- Consigna dada 1: Resume la entrevista en dos oraciones.

- Texto proporcionado:
▬▬▬▬▬▬▬▬▬▬
Entrevista a
Marcel Beyer
por Anna Rossell
Anna Rossell-Usted ha dicho que William S. Burroughs era uno de sus escritores favoritos. ¿Qué es lo que le gusta de él?
Marcel Beyer-De esto hace mucho tiempo. A principios de los años noventa quise escribir una tesis doctoral sobre él. Me impresionaba su modo de narrar, no se correspondía con la manera de novelar típica del siglo XIX, su modo de yuxtaponer y desarrollar escenas a partir de palabras aisladas o de combinaciones de palabras. Después dejé de leerlo, pero hace unos años surgió la idea de hacer una pieza de teatro musical con un compositor, Enno Poppe. Yo quería una ópera, pero el término “ópera” impone a los compositores y Poppe quería trabajar sobre un texto de Burroughs, uno que se titula Word, que es un pequeño conjuro de la palabra y del poder de la palabra, así que escribí un libreto y volví a leer a Burroughs. Y me di cuenta de que con el tiempo me he distanciado de este autor.
A. R.-¿Qué autores son significativos para usted ahora?
M. B.-Escritores que descubrí hace veinte años o más siguen gustándome, libros que me llevo cuando voy de viaje o cuando paso un tiempo fuera. Por ejemplo me entusiasman los recuerdos de juventud de Elias Canetti. En los últimos dos o tres años he leído muchos relatos de autores que narran su vida porque estoy trabajando en una novela cuyo narrador ronda los setenta años y cuenta sus recuerdos de infancia; me pregunto cómo son los relatos auténticos en comparación con los que yo novelo. Un autor que me cautivó a principios de los ochenta y me sigue cautivando es Paul Celan. He escrito ensayos breves sobre su obra, al principio lo admiraba y lo leía, pero no me atrevía a escribir nada sobre él, ahora puedo, poco a poco. También autores franceses que no narran de modo tradicional, para mí son un estímulo: por ejemplo Michel Leiris, etnólogo, que miraba su propia vida con ojos de etnólogo. Trabajó de los años treinta a los setenta u ochenta en su autobiografía, no una autobiografía de los acontecimientos interesantes, a veces son disquisiciones sobre palabras o expresiones. Sueña con una expresión y se pregunta: ¿por qué? Proviene del círculo de los surrealistas y aplica métodos y perspectivas surrealistas, y siempre da con algo importante, existencial. Y un español, Rafael Chirbes, a quien conocí hace poco, en Madrid. Fue un encuentro muy bonito y empecé a leer sus obras. Es uno de mis grandes descubrimientos en lo que va de siglo. Al levantarme por las mañanas tengo que leer algo que me incite a escribir y leo una página de Chirbes; tiene una mirada especial, un construcción peculiar de las frases, un modo particular de tratar las palabras, se pueden asir, oler.
A. R.-Con Norbert Hummelt actuó en bares, hizo performance literaria –Postmodern Talking-. ¿Qué aporta la performance a la literatura?
▬▬▬▬▬▬▬▬▬▬
- Material por procesar:
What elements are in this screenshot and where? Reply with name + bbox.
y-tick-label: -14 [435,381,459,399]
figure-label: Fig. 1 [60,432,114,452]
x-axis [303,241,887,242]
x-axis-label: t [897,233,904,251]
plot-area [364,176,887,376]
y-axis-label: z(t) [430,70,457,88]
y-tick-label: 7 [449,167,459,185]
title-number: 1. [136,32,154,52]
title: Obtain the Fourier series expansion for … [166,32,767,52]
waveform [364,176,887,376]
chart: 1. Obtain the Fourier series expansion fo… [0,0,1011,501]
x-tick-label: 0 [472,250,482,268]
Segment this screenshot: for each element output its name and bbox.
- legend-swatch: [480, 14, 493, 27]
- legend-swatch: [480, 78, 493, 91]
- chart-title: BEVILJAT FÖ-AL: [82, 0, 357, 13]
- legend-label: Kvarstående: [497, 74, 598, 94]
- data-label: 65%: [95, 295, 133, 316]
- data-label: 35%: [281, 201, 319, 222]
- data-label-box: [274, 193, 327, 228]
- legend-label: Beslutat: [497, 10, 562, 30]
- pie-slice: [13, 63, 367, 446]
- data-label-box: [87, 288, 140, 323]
▬▬▬▬▬▬▬▬▬▬
- Consigna dada 2: Imprime sin cambios todas las líneas de las entradas de ambos bloques.

- Solución completa 1: Marcel Beyer cuenta que lo impresionaba el modo de narrar de William S. Burroughs, sobre quien quiso escribir una tesis doctoral a principios de los noventa, pero que al releerlo para un libreto de teatro musical con el compositor Enno Poppe notó que se había distanciado de él. Entre los autores que hoy le resultan significativos menciona los recuerdos de juventud de Elias Canetti, a Paul Celan, a Michel Leiris y al español Rafael Chirbes, de quien lee una página cada mañana para incitarse a escribir.

- Solución completa 2:
What elements are in this screenshot and where? Reply with name + bbox.
y-tick-label: -14 [435,381,459,399]
figure-label: Fig. 1 [60,432,114,452]
x-axis [303,241,887,242]
x-axis-label: t [897,233,904,251]
plot-area [364,176,887,376]
y-axis-label: z(t) [430,70,457,88]
y-tick-label: 7 [449,167,459,185]
title-number: 1. [136,32,154,52]
title: Obtain the Fourier series expansion for … [166,32,767,52]
waveform [364,176,887,376]
chart: 1. Obtain the Fourier series expansion fo… [0,0,1011,501]
x-tick-label: 0 [472,250,482,268]
Segment this screenshot: for each element output its name and bbox.
- legend-swatch: [480, 14, 493, 27]
- legend-swatch: [480, 78, 493, 91]
- chart-title: BEVILJAT FÖ-AL: [82, 0, 357, 13]
- legend-label: Kvarstående: [497, 74, 598, 94]
- data-label: 65%: [95, 295, 133, 316]
- data-label: 35%: [281, 201, 319, 222]
- data-label-box: [274, 193, 327, 228]
- legend-label: Beslutat: [497, 10, 562, 30]
- pie-slice: [13, 63, 367, 446]
- data-label-box: [87, 288, 140, 323]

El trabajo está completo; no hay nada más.